— Stated task —
Give back the full material, exactly as it reads.
* Start *
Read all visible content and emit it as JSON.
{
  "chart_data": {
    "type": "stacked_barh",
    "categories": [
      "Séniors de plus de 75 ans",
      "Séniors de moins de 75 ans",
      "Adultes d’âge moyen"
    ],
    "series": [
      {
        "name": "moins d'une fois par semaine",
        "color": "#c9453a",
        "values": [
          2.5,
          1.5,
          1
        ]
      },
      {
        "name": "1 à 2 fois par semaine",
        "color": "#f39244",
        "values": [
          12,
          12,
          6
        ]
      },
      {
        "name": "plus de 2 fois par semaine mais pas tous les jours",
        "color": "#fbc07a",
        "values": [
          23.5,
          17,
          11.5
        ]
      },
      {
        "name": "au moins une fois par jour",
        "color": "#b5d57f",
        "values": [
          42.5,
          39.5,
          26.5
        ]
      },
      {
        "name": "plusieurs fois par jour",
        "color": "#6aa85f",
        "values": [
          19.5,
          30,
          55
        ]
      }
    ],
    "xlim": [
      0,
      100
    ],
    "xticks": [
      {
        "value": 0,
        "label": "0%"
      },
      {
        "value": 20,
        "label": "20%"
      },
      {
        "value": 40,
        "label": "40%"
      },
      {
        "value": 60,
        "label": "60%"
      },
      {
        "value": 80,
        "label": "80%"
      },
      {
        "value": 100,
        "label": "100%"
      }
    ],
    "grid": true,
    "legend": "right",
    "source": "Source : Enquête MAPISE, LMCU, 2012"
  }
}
* End *
— Task response —
Read all visible content and emit it as JSON.
{
  "chart_data": {
    "type": "stacked_barh",
    "categories": [
      "Séniors de plus de 75 ans",
      "Séniors de moins de 75 ans",
      "Adultes d’âge moyen"
    ],
    "series": [
      {
        "name": "moins d'une fois par semaine",
        "color": "#c9453a",
        "values": [
          2.5,
          1.5,
          1
        ]
      },
      {
        "name": "1 à 2 fois par semaine",
        "color": "#f39244",
        "values": [
          12,
          12,
          6
        ]
      },
      {
        "name": "plus de 2 fois par semaine mais pas tous les jours",
        "color": "#fbc07a",
        "values": [
          23.5,
          17,
          11.5
        ]
      },
      {
        "name": "au moins une fois par jour",
        "color": "#b5d57f",
        "values": [
          42.5,
          39.5,
          26.5
        ]
      },
      {
        "name": "plusieurs fois par jour",
        "color": "#6aa85f",
        "values": [
          19.5,
          30,
          55
        ]
      }
    ],
    "xlim": [
      0,
      100
    ],
    "xticks": [
      {
        "value": 0,
        "label": "0%"
      },
      {
        "value": 20,
        "label": "20%"
      },
      {
        "value": 40,
        "label": "40%"
      },
      {
        "value": 60,
        "label": "60%"
      },
      {
        "value": 80,
        "label": "80%"
      },
      {
        "value": 100,
        "label": "100%"
      }
    ],
    "grid": true,
    "legend": "right",
    "source": "Source : Enquête MAPISE, LMCU, 2012"
  }
}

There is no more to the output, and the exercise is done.